- Task to complete -
Retype every line of the listing below without any changes.

_ _ _

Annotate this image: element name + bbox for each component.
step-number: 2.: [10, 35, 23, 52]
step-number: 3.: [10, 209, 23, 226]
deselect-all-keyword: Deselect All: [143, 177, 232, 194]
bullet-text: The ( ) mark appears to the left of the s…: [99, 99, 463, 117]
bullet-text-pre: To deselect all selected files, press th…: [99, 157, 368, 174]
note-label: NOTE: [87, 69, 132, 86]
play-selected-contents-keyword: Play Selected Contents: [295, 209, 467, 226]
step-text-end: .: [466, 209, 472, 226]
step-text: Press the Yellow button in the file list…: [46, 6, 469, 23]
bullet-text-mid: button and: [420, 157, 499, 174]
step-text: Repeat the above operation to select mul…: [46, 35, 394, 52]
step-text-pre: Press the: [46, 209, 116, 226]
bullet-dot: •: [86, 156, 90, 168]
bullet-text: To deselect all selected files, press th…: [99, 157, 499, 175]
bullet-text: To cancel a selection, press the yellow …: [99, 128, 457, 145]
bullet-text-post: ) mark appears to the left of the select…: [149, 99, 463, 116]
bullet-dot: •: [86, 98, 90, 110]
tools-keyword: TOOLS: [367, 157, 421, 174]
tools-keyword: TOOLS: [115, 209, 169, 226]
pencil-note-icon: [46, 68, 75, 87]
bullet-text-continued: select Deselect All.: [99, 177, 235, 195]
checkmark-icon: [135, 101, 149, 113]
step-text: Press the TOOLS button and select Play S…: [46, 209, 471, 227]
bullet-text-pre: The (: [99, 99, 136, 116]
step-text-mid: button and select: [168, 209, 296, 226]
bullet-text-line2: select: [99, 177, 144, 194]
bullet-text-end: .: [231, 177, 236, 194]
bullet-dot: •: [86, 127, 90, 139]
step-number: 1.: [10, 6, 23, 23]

_ _ _

- Expected answer -
Annotate this image: element name + bbox for each component.
step-number: 2.: [10, 35, 23, 52]
step-number: 3.: [10, 209, 23, 226]
deselect-all-keyword: Deselect All: [143, 177, 232, 194]
bullet-text: The ( ) mark appears to the left of the s…: [99, 99, 463, 117]
bullet-text-pre: To deselect all selected files, press th…: [99, 157, 368, 174]
note-label: NOTE: [87, 69, 132, 86]
play-selected-contents-keyword: Play Selected Contents: [295, 209, 467, 226]
step-text-end: .: [466, 209, 472, 226]
step-text: Press the Yellow button in the file list…: [46, 6, 469, 23]
bullet-text-mid: button and: [420, 157, 499, 174]
step-text: Repeat the above operation to select mul…: [46, 35, 394, 52]
step-text-pre: Press the: [46, 209, 116, 226]
bullet-dot: •: [86, 156, 90, 168]
bullet-text: To deselect all selected files, press th…: [99, 157, 499, 175]
bullet-text: To cancel a selection, press the yellow …: [99, 128, 457, 145]
bullet-text-post: ) mark appears to the left of the select…: [149, 99, 463, 116]
bullet-dot: •: [86, 98, 90, 110]
tools-keyword: TOOLS: [367, 157, 421, 174]
tools-keyword: TOOLS: [115, 209, 169, 226]
pencil-note-icon: [46, 68, 75, 87]
bullet-text-continued: select Deselect All.: [99, 177, 235, 195]
checkmark-icon: [135, 101, 149, 113]
step-text: Press the TOOLS button and select Play S…: [46, 209, 471, 227]
bullet-text-pre: The (: [99, 99, 136, 116]
step-text-mid: button and select: [168, 209, 296, 226]
bullet-text-line2: select: [99, 177, 144, 194]
bullet-text-end: .: [231, 177, 236, 194]
bullet-dot: •: [86, 127, 90, 139]
step-number: 1.: [10, 6, 23, 23]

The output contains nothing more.